### [INSTRUCTIONS TO FOLLOW]
Leaving out all images, write out the records that follow exactly.

### [ITEMS]
———

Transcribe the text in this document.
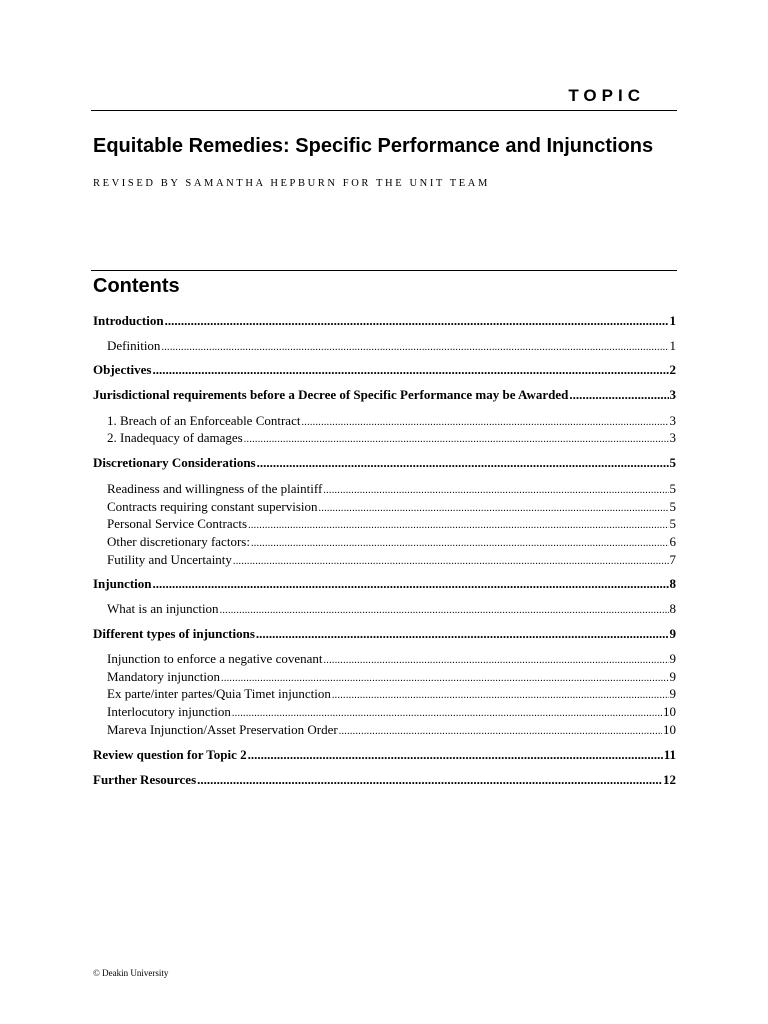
TOPIC
Equitable Remedies: Specific Performance and Injunctions
REVISED BY SAMANTHA HEPBURN FOR THE UNIT TEAM
Contents
Introduction .....	1
Definition .....	1
Objectives .....	2
Jurisdictional requirements before a Decree of Specific Performance may be Awarded .....	3
1. Breach of an Enforceable Contract .....	3
2. Inadequacy of damages .....	3
Discretionary Considerations .....	5
Readiness and willingness of the plaintiff .....	5
Contracts requiring constant supervision .....	5
Personal Service Contracts .....	5
Other discretionary factors: .....	6
Futility and Uncertainty .....	7
Injunction .....	8
What is an injunction .....	8
Different types of injunctions .....	9
Injunction to enforce a negative covenant .....	9
Mandatory injunction .....	9
Ex parte/inter partes/Quia Timet injunction .....	9
Interlocutory injunction .....	10
Mareva Injunction/Asset Preservation Order .....	10
Review question for Topic 2 .....	11
Further Resources .....	12
© Deakin University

———

### [FINISHED TASK]
Transcribe the text in this document.
TOPIC
Equitable Remedies: Specific Performance and Injunctions
REVISED BY SAMANTHA HEPBURN FOR THE UNIT TEAM
Contents
Introduction .....	1
Definition .....	1
Objectives .....	2
Jurisdictional requirements before a Decree of Specific Performance may be Awarded .....	3
1. Breach of an Enforceable Contract .....	3
2. Inadequacy of damages .....	3
Discretionary Considerations .....	5
Readiness and willingness of the plaintiff .....	5
Contracts requiring constant supervision .....	5
Personal Service Contracts .....	5
Other discretionary factors: .....	6
Futility and Uncertainty .....	7
Injunction .....	8
What is an injunction .....	8
Different types of injunctions .....	9
Injunction to enforce a negative covenant .....	9
Mandatory injunction .....	9
Ex parte/inter partes/Quia Timet injunction .....	9
Interlocutory injunction .....	10
Mareva Injunction/Asset Preservation Order .....	10
Review question for Topic 2 .....	11
Further Resources .....	12
© Deakin University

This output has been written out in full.